Extracted data entries
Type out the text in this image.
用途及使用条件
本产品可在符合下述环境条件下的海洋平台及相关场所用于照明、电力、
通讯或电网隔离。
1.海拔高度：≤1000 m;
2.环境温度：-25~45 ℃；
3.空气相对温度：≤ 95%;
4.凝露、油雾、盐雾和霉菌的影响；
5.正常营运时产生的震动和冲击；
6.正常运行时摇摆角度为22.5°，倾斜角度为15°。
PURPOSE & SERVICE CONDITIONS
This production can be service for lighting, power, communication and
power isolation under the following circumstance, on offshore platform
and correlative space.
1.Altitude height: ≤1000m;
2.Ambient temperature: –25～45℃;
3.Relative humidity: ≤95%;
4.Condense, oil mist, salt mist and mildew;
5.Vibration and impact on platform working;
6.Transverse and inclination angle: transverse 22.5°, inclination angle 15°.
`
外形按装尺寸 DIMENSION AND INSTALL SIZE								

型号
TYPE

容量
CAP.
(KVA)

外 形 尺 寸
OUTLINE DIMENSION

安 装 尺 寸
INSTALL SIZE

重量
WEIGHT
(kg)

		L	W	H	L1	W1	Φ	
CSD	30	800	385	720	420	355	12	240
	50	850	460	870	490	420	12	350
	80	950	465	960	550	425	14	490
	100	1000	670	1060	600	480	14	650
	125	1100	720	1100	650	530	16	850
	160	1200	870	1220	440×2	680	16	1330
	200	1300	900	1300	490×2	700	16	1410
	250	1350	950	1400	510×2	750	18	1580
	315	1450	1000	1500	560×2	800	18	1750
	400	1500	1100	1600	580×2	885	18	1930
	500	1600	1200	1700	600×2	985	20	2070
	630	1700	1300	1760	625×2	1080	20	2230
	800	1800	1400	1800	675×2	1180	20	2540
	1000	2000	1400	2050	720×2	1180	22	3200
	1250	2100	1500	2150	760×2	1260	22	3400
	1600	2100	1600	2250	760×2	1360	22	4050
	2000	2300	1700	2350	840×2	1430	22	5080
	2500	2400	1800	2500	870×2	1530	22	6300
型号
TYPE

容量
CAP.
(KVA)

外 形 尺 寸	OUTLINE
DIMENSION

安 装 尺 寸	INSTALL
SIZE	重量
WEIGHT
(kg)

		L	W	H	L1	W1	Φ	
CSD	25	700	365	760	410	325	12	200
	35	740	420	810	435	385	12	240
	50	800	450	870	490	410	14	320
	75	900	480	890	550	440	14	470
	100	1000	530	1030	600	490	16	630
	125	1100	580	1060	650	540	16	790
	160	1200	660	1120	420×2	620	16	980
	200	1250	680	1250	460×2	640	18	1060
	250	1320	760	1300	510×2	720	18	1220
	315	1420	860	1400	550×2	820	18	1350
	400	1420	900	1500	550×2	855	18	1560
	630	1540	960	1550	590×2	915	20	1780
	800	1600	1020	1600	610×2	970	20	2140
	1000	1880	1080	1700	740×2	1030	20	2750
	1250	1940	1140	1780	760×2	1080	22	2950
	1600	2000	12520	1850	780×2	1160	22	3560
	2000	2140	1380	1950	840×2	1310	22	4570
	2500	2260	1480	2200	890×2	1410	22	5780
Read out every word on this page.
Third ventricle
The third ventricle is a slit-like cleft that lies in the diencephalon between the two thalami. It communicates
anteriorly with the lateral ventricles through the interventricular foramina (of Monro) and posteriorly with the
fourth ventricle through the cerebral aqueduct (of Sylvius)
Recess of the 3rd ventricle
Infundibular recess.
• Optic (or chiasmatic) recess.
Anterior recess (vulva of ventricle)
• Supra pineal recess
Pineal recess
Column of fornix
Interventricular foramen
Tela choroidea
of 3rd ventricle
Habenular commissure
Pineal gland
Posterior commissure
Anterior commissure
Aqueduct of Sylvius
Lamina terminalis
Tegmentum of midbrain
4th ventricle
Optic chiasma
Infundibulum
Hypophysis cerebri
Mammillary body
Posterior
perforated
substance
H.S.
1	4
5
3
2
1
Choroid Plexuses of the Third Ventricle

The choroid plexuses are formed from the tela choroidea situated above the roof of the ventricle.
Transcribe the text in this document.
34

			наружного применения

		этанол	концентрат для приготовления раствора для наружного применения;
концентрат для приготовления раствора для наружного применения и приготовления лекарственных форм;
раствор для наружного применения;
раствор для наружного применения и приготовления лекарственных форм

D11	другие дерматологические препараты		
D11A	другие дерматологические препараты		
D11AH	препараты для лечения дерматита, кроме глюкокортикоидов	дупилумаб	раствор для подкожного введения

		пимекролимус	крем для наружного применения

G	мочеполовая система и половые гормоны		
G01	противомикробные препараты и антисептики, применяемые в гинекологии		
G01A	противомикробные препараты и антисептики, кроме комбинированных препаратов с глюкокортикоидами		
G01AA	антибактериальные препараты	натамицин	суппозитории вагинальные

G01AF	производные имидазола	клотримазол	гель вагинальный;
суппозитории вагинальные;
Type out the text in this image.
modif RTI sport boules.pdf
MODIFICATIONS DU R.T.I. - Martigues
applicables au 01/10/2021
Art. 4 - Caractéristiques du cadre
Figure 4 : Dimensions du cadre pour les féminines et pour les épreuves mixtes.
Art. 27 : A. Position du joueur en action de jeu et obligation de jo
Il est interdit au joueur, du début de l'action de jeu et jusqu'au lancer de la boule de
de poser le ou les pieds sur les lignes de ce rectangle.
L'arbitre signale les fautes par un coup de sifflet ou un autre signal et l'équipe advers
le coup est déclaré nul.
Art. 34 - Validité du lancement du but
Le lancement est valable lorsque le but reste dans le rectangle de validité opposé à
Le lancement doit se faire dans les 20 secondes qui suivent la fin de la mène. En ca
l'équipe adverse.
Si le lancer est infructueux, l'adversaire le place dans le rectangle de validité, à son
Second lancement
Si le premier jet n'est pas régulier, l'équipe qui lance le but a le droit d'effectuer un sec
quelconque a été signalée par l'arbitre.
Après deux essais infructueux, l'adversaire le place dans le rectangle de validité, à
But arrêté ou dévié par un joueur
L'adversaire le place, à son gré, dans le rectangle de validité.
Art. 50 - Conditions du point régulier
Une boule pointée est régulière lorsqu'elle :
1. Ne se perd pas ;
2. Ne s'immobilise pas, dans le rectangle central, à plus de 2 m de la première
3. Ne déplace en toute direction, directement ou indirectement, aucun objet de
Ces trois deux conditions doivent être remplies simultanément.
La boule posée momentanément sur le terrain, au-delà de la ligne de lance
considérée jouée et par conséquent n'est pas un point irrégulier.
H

| THE REQUEST |
Go through the material above line by line and copy it exactly.

| WRITTEN SOLUTION |
Type out the text in this image.
用途及使用条件
本产品可在符合下述环境条件下的海洋平台及相关场所用于照明、电力、
通讯或电网隔离。
1.海拔高度：≤1000 m;
2.环境温度：-25~45 ℃；
3.空气相对温度：≤ 95%;
4.凝露、油雾、盐雾和霉菌的影响；
5.正常营运时产生的震动和冲击；
6.正常运行时摇摆角度为22.5°，倾斜角度为15°。
PURPOSE & SERVICE CONDITIONS
This production can be service for lighting, power, communication and
power isolation under the following circumstance, on offshore platform
and correlative space.
1.Altitude height: ≤1000m;
2.Ambient temperature: –25～45℃;
3.Relative humidity: ≤95%;
4.Condense, oil mist, salt mist and mildew;
5.Vibration and impact on platform working;
6.Transverse and inclination angle: transverse 22.5°, inclination angle 15°.
`
外形按装尺寸 DIMENSION AND INSTALL SIZE								

型号
TYPE

容量
CAP.
(KVA)

外 形 尺 寸
OUTLINE DIMENSION

安 装 尺 寸
INSTALL SIZE

重量
WEIGHT
(kg)

		L	W	H	L1	W1	Φ	
CSD	30	800	385	720	420	355	12	240
	50	850	460	870	490	420	12	350
	80	950	465	960	550	425	14	490
	100	1000	670	1060	600	480	14	650
	125	1100	720	1100	650	530	16	850
	160	1200	870	1220	440×2	680	16	1330
	200	1300	900	1300	490×2	700	16	1410
	250	1350	950	1400	510×2	750	18	1580
	315	1450	1000	1500	560×2	800	18	1750
	400	1500	1100	1600	580×2	885	18	1930
	500	1600	1200	1700	600×2	985	20	2070
	630	1700	1300	1760	625×2	1080	20	2230
	800	1800	1400	1800	675×2	1180	20	2540
	1000	2000	1400	2050	720×2	1180	22	3200
	1250	2100	1500	2150	760×2	1260	22	3400
	1600	2100	1600	2250	760×2	1360	22	4050
	2000	2300	1700	2350	840×2	1430	22	5080
	2500	2400	1800	2500	870×2	1530	22	6300
型号
TYPE

容量
CAP.
(KVA)

外 形 尺 寸	OUTLINE
DIMENSION

安 装 尺 寸	INSTALL
SIZE	重量
WEIGHT
(kg)

		L	W	H	L1	W1	Φ	
CSD	25	700	365	760	410	325	12	200
	35	740	420	810	435	385	12	240
	50	800	450	870	490	410	14	320
	75	900	480	890	550	440	14	470
	100	1000	530	1030	600	490	16	630
	125	1100	580	1060	650	540	16	790
	160	1200	660	1120	420×2	620	16	980
	200	1250	680	1250	460×2	640	18	1060
	250	1320	760	1300	510×2	720	18	1220
	315	1420	860	1400	550×2	820	18	1350
	400	1420	900	1500	550×2	855	18	1560
	630	1540	960	1550	590×2	915	20	1780
	800	1600	1020	1600	610×2	970	20	2140
	1000	1880	1080	1700	740×2	1030	20	2750
	1250	1940	1140	1780	760×2	1080	22	2950
	1600	2000	12520	1850	780×2	1160	22	3560
	2000	2140	1380	1950	840×2	1310	22	4570
	2500	2260	1480	2200	890×2	1410	22	5780
Read out every word on this page.
Third ventricle
The third ventricle is a slit-like cleft that lies in the diencephalon between the two thalami. It communicates
anteriorly with the lateral ventricles through the interventricular foramina (of Monro) and posteriorly with the
fourth ventricle through the cerebral aqueduct (of Sylvius)
Recess of the 3rd ventricle
Infundibular recess.
• Optic (or chiasmatic) recess.
Anterior recess (vulva of ventricle)
• Supra pineal recess
Pineal recess
Column of fornix
Interventricular foramen
Tela choroidea
of 3rd ventricle
Habenular commissure
Pineal gland
Posterior commissure
Anterior commissure
Aqueduct of Sylvius
Lamina terminalis
Tegmentum of midbrain
4th ventricle
Optic chiasma
Infundibulum
Hypophysis cerebri
Mammillary body
Posterior
perforated
substance
H.S.
1	4
5
3
2
1
Choroid Plexuses of the Third Ventricle

The choroid plexuses are formed from the tela choroidea situated above the roof of the ventricle.
Transcribe the text in this document.
34

			наружного применения

		этанол	концентрат для приготовления раствора для наружного применения;
концентрат для приготовления раствора для наружного применения и приготовления лекарственных форм;
раствор для наружного применения;
раствор для наружного применения и приготовления лекарственных форм

D11	другие дерматологические препараты		
D11A	другие дерматологические препараты		
D11AH	препараты для лечения дерматита, кроме глюкокортикоидов	дупилумаб	раствор для подкожного введения

		пимекролимус	крем для наружного применения

G	мочеполовая система и половые гормоны		
G01	противомикробные препараты и антисептики, применяемые в гинекологии		
G01A	противомикробные препараты и антисептики, кроме комбинированных препаратов с глюкокортикоидами		
G01AA	антибактериальные препараты	натамицин	суппозитории вагинальные

G01AF	производные имидазола	клотримазол	гель вагинальный;
суппозитории вагинальные;
Type out the text in this image.
modif RTI sport boules.pdf
MODIFICATIONS DU R.T.I. - Martigues
applicables au 01/10/2021
Art. 4 - Caractéristiques du cadre
Figure 4 : Dimensions du cadre pour les féminines et pour les épreuves mixtes.
Art. 27 : A. Position du joueur en action de jeu et obligation de jo
Il est interdit au joueur, du début de l'action de jeu et jusqu'au lancer de la boule de
de poser le ou les pieds sur les lignes de ce rectangle.
L'arbitre signale les fautes par un coup de sifflet ou un autre signal et l'équipe advers
le coup est déclaré nul.
Art. 34 - Validité du lancement du but
Le lancement est valable lorsque le but reste dans le rectangle de validité opposé à
Le lancement doit se faire dans les 20 secondes qui suivent la fin de la mène. En ca
l'équipe adverse.
Si le lancer est infructueux, l'adversaire le place dans le rectangle de validité, à son
Second lancement
Si le premier jet n'est pas régulier, l'équipe qui lance le but a le droit d'effectuer un sec
quelconque a été signalée par l'arbitre.
Après deux essais infructueux, l'adversaire le place dans le rectangle de validité, à
But arrêté ou dévié par un joueur
L'adversaire le place, à son gré, dans le rectangle de validité.
Art. 50 - Conditions du point régulier
Une boule pointée est régulière lorsqu'elle :
1. Ne se perd pas ;
2. Ne s'immobilise pas, dans le rectangle central, à plus de 2 m de la première
3. Ne déplace en toute direction, directement ou indirectement, aucun objet de
Ces trois deux conditions doivent être remplies simultanément.
La boule posée momentanément sur le terrain, au-delà de la ligne de lance
considérée jouée et par conséquent n'est pas un point irrégulier.
H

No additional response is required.